> _TASK GOAL_
Transcribe the full listing below exactly.

> _DATA PROVIDED_
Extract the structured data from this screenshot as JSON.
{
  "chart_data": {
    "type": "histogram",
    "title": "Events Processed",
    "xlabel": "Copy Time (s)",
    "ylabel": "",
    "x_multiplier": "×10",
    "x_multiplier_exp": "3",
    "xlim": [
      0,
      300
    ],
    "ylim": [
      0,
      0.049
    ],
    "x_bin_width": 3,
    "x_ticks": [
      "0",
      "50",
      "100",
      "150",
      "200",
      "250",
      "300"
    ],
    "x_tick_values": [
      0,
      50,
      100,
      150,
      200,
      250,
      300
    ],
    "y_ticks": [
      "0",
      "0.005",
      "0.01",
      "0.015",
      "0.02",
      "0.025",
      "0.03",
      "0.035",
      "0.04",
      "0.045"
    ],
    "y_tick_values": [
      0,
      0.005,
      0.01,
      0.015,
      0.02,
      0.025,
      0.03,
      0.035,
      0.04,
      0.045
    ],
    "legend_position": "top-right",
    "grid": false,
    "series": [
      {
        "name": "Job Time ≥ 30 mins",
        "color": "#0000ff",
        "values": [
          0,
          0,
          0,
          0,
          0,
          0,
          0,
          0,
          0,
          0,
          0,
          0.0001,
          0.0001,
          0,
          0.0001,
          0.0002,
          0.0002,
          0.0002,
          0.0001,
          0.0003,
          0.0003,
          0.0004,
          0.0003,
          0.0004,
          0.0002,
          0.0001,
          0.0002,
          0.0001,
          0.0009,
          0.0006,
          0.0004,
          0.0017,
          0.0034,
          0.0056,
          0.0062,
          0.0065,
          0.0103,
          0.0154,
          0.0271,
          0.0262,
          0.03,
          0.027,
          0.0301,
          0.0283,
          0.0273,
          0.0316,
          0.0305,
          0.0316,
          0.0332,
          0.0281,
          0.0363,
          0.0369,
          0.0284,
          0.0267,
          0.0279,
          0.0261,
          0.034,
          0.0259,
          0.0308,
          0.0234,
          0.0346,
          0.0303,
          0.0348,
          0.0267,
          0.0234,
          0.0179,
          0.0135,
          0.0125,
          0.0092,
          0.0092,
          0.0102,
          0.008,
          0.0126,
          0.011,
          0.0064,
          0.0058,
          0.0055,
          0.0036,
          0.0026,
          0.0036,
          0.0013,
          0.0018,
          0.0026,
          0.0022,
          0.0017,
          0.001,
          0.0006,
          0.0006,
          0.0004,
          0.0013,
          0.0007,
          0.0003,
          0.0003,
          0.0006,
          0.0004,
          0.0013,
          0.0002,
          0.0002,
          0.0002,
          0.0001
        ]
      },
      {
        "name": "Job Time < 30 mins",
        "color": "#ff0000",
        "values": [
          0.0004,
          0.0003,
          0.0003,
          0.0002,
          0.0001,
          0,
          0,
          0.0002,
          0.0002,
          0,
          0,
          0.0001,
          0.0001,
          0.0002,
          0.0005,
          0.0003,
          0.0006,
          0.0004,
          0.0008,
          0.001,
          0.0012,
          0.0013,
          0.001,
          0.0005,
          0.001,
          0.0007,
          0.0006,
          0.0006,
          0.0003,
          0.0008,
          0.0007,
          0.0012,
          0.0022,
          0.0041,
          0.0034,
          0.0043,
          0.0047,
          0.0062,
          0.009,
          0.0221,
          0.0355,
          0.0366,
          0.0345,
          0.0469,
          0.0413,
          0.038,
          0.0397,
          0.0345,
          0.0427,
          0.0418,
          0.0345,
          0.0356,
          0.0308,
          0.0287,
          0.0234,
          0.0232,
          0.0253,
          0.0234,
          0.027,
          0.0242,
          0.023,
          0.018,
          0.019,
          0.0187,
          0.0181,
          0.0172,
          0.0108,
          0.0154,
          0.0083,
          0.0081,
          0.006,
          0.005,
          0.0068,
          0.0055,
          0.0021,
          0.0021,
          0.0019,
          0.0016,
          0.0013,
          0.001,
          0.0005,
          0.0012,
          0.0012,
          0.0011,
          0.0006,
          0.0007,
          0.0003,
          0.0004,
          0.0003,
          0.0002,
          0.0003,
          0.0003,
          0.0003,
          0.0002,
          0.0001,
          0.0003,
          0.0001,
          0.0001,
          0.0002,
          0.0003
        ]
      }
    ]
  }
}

> _WRITTEN RESPONSE_
Extract the structured data from this screenshot as JSON.
{
  "chart_data": {
    "type": "histogram",
    "title": "Events Processed",
    "xlabel": "Copy Time (s)",
    "ylabel": "",
    "x_multiplier": "×10",
    "x_multiplier_exp": "3",
    "xlim": [
      0,
      300
    ],
    "ylim": [
      0,
      0.049
    ],
    "x_bin_width": 3,
    "x_ticks": [
      "0",
      "50",
      "100",
      "150",
      "200",
      "250",
      "300"
    ],
    "x_tick_values": [
      0,
      50,
      100,
      150,
      200,
      250,
      300
    ],
    "y_ticks": [
      "0",
      "0.005",
      "0.01",
      "0.015",
      "0.02",
      "0.025",
      "0.03",
      "0.035",
      "0.04",
      "0.045"
    ],
    "y_tick_values": [
      0,
      0.005,
      0.01,
      0.015,
      0.02,
      0.025,
      0.03,
      0.035,
      0.04,
      0.045
    ],
    "legend_position": "top-right",
    "grid": false,
    "series": [
      {
        "name": "Job Time ≥ 30 mins",
        "color": "#0000ff",
        "values": [
          0,
          0,
          0,
          0,
          0,
          0,
          0,
          0,
          0,
          0,
          0,
          0.0001,
          0.0001,
          0,
          0.0001,
          0.0002,
          0.0002,
          0.0002,
          0.0001,
          0.0003,
          0.0003,
          0.0004,
          0.0003,
          0.0004,
          0.0002,
          0.0001,
          0.0002,
          0.0001,
          0.0009,
          0.0006,
          0.0004,
          0.0017,
          0.0034,
          0.0056,
          0.0062,
          0.0065,
          0.0103,
          0.0154,
          0.0271,
          0.0262,
          0.03,
          0.027,
          0.0301,
          0.0283,
          0.0273,
          0.0316,
          0.0305,
          0.0316,
          0.0332,
          0.0281,
          0.0363,
          0.0369,
          0.0284,
          0.0267,
          0.0279,
          0.0261,
          0.034,
          0.0259,
          0.0308,
          0.0234,
          0.0346,
          0.0303,
          0.0348,
          0.0267,
          0.0234,
          0.0179,
          0.0135,
          0.0125,
          0.0092,
          0.0092,
          0.0102,
          0.008,
          0.0126,
          0.011,
          0.0064,
          0.0058,
          0.0055,
          0.0036,
          0.0026,
          0.0036,
          0.0013,
          0.0018,
          0.0026,
          0.0022,
          0.0017,
          0.001,
          0.0006,
          0.0006,
          0.0004,
          0.0013,
          0.0007,
          0.0003,
          0.0003,
          0.0006,
          0.0004,
          0.0013,
          0.0002,
          0.0002,
          0.0002,
          0.0001
        ]
      },
      {
        "name": "Job Time < 30 mins",
        "color": "#ff0000",
        "values": [
          0.0004,
          0.0003,
          0.0003,
          0.0002,
          0.0001,
          0,
          0,
          0.0002,
          0.0002,
          0,
          0,
          0.0001,
          0.0001,
          0.0002,
          0.0005,
          0.0003,
          0.0006,
          0.0004,
          0.0008,
          0.001,
          0.0012,
          0.0013,
          0.001,
          0.0005,
          0.001,
          0.0007,
          0.0006,
          0.0006,
          0.0003,
          0.0008,
          0.0007,
          0.0012,
          0.0022,
          0.0041,
          0.0034,
          0.0043,
          0.0047,
          0.0062,
          0.009,
          0.0221,
          0.0355,
          0.0366,
          0.0345,
          0.0469,
          0.0413,
          0.038,
          0.0397,
          0.0345,
          0.0427,
          0.0418,
          0.0345,
          0.0356,
          0.0308,
          0.0287,
          0.0234,
          0.0232,
          0.0253,
          0.0234,
          0.027,
          0.0242,
          0.023,
          0.018,
          0.019,
          0.0187,
          0.0181,
          0.0172,
          0.0108,
          0.0154,
          0.0083,
          0.0081,
          0.006,
          0.005,
          0.0068,
          0.0055,
          0.0021,
          0.0021,
          0.0019,
          0.0016,
          0.0013,
          0.001,
          0.0005,
          0.0012,
          0.0012,
          0.0011,
          0.0006,
          0.0007,
          0.0003,
          0.0004,
          0.0003,
          0.0002,
          0.0003,
          0.0003,
          0.0003,
          0.0002,
          0.0001,
          0.0003,
          0.0001,
          0.0001,
          0.0002,
          0.0003
        ]
      }
    ]
  }
}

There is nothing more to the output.